**The input**:
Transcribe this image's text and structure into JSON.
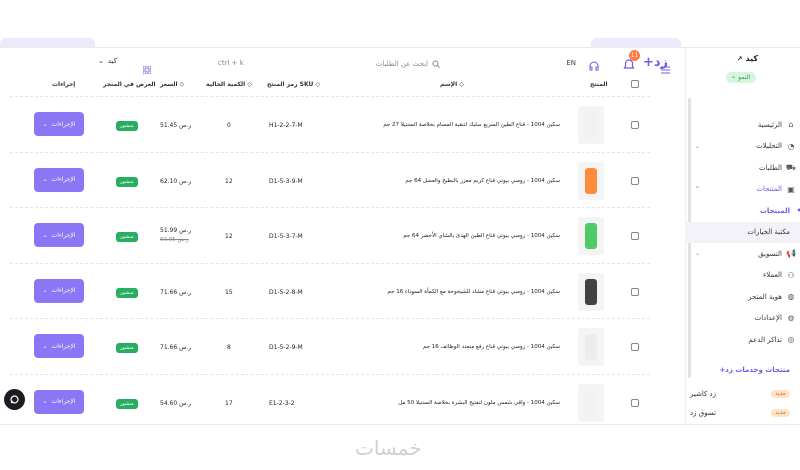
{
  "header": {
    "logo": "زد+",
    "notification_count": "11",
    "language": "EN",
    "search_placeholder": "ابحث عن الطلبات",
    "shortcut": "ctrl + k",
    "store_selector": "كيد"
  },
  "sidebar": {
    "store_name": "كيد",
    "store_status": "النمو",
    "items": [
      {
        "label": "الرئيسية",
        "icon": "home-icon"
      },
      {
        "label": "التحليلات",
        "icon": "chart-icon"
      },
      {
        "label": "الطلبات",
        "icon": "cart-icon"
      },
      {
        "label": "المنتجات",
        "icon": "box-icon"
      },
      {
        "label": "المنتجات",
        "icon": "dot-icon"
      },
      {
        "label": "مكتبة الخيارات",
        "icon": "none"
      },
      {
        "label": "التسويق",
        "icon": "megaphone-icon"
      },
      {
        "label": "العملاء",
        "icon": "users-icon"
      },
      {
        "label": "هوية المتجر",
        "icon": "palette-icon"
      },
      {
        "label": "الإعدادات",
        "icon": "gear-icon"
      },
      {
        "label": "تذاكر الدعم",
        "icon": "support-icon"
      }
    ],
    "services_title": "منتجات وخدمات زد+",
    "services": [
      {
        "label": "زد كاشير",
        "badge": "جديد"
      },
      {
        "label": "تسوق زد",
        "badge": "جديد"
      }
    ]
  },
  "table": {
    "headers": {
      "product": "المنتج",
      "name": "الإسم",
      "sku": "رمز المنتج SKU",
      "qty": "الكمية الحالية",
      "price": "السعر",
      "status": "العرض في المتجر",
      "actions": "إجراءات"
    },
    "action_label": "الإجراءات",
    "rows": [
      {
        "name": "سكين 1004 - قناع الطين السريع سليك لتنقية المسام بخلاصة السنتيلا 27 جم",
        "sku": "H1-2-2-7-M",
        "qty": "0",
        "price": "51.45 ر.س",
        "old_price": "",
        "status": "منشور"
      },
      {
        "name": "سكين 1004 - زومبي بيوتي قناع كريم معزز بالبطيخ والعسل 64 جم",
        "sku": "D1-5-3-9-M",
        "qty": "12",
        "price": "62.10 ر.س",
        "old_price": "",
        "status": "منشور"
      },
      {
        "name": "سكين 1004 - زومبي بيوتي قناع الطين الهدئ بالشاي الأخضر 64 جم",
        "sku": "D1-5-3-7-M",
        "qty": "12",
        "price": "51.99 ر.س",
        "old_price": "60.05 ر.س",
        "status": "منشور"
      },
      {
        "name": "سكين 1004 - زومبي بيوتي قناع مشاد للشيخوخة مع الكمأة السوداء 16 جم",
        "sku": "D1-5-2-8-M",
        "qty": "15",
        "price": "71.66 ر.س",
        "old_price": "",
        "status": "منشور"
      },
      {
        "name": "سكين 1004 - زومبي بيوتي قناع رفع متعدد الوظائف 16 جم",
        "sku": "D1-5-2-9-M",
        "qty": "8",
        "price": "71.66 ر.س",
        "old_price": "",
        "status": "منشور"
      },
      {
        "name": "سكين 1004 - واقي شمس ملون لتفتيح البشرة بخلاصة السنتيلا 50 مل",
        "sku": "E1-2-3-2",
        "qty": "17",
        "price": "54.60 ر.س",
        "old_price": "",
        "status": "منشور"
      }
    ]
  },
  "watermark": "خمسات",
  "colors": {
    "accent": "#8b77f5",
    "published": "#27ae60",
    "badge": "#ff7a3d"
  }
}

**Request**:
Across the records above, count the lines holding "زومبي" and reply with that number alone.

**Task result**:
4